WHAT IS REQUIRED: Keep only the lines where "xlabel" appears.
***
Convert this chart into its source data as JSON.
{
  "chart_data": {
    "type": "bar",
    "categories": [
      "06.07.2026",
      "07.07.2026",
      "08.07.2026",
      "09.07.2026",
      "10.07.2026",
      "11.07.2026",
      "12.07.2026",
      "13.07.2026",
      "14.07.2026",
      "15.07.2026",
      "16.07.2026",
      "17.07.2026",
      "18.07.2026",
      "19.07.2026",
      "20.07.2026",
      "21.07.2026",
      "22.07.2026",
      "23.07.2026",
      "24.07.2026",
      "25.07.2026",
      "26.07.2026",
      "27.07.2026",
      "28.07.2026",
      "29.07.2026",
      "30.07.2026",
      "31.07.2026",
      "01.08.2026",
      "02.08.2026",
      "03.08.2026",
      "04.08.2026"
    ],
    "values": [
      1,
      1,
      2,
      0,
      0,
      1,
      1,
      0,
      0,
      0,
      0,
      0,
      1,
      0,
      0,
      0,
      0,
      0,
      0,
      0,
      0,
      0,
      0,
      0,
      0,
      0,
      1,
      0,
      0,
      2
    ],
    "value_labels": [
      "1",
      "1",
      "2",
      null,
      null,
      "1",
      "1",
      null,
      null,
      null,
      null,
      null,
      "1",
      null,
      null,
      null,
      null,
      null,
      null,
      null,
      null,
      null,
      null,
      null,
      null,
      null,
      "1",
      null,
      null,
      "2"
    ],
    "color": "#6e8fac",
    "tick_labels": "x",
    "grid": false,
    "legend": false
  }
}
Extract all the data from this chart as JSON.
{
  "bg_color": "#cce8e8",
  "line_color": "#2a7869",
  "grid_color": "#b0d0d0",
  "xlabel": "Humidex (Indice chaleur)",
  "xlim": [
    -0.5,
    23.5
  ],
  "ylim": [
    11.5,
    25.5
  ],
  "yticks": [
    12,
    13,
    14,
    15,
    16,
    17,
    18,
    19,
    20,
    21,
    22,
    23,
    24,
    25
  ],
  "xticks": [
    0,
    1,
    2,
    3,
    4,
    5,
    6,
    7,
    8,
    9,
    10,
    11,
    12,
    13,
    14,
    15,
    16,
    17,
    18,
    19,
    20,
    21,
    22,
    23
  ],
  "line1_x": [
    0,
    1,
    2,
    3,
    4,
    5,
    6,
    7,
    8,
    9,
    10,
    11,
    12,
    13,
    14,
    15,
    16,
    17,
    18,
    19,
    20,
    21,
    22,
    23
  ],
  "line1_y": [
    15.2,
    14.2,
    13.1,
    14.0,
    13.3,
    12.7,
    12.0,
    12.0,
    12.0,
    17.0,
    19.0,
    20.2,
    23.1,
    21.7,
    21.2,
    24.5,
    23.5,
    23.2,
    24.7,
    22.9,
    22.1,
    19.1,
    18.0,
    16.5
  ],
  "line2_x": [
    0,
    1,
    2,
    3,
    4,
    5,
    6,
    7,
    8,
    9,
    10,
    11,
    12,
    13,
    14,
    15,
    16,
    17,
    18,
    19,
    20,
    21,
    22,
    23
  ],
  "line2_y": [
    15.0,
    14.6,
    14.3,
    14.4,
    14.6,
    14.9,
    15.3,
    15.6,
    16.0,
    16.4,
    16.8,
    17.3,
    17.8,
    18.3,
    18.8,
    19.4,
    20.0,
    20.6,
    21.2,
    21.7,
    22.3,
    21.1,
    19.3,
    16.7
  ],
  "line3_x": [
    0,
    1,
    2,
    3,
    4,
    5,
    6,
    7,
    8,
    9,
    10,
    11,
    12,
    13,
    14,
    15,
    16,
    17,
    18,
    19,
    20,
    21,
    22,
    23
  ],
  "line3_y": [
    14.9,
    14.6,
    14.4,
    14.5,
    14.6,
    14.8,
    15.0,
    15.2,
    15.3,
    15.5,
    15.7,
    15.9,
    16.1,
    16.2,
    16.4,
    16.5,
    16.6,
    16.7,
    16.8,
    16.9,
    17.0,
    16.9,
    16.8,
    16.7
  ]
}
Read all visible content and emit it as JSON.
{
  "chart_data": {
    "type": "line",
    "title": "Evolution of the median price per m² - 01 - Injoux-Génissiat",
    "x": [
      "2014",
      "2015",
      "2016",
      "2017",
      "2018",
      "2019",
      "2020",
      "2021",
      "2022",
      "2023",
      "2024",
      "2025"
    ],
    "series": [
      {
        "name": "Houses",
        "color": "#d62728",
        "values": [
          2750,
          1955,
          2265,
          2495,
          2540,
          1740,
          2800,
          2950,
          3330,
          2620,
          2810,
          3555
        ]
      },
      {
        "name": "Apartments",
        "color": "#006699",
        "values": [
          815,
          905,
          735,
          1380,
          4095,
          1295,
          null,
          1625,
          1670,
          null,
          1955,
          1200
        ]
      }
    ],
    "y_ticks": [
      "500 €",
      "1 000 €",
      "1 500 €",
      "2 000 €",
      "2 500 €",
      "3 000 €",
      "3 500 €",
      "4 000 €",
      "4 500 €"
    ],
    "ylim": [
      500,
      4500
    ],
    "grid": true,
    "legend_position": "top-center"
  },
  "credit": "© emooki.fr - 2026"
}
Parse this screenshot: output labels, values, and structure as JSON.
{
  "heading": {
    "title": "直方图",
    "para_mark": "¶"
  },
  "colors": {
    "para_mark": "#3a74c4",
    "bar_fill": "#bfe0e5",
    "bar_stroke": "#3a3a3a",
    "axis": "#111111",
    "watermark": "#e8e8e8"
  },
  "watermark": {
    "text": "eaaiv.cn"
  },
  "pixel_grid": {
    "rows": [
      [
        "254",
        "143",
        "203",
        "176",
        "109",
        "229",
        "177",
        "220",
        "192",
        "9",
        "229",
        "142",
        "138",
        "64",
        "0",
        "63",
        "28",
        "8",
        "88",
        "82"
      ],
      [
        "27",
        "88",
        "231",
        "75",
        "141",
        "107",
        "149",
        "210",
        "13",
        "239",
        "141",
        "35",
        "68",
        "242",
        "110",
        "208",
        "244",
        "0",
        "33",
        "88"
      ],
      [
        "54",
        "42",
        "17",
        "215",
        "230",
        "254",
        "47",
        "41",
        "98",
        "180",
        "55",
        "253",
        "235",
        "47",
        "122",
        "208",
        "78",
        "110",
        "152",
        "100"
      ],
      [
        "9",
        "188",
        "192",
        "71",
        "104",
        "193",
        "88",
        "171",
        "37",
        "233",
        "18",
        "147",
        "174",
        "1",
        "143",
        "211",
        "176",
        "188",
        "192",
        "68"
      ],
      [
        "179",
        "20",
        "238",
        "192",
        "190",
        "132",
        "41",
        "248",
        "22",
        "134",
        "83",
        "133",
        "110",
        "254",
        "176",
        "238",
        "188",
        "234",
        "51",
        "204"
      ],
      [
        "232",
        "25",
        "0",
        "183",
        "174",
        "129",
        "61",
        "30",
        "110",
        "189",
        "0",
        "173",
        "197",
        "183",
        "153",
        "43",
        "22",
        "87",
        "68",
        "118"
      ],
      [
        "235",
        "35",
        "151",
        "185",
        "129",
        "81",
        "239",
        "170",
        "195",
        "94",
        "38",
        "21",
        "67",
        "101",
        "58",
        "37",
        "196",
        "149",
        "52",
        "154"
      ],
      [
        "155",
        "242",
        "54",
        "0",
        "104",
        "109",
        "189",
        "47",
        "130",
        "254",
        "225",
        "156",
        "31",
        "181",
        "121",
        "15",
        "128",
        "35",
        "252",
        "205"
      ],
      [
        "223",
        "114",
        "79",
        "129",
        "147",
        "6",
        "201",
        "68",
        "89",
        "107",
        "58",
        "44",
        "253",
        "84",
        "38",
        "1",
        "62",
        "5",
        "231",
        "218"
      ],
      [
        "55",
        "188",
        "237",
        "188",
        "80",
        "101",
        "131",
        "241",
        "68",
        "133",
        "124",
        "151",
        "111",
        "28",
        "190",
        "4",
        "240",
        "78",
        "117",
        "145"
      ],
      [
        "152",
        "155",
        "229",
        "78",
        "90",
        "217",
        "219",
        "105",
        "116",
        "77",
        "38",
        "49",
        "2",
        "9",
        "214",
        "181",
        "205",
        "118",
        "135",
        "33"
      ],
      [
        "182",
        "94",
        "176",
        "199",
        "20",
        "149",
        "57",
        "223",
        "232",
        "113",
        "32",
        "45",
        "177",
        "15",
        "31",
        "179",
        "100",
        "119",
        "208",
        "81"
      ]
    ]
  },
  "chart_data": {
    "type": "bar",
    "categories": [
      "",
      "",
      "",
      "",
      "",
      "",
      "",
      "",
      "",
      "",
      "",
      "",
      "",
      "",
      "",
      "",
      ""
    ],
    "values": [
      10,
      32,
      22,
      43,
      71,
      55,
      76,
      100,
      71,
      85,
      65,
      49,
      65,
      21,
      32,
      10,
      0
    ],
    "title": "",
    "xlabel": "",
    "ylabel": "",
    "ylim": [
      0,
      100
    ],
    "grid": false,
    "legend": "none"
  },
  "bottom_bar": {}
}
***
SOLUTION TO THE EXERCISE:
  "xlabel": "Humidex (Indice chaleur)",
    "xlabel": "",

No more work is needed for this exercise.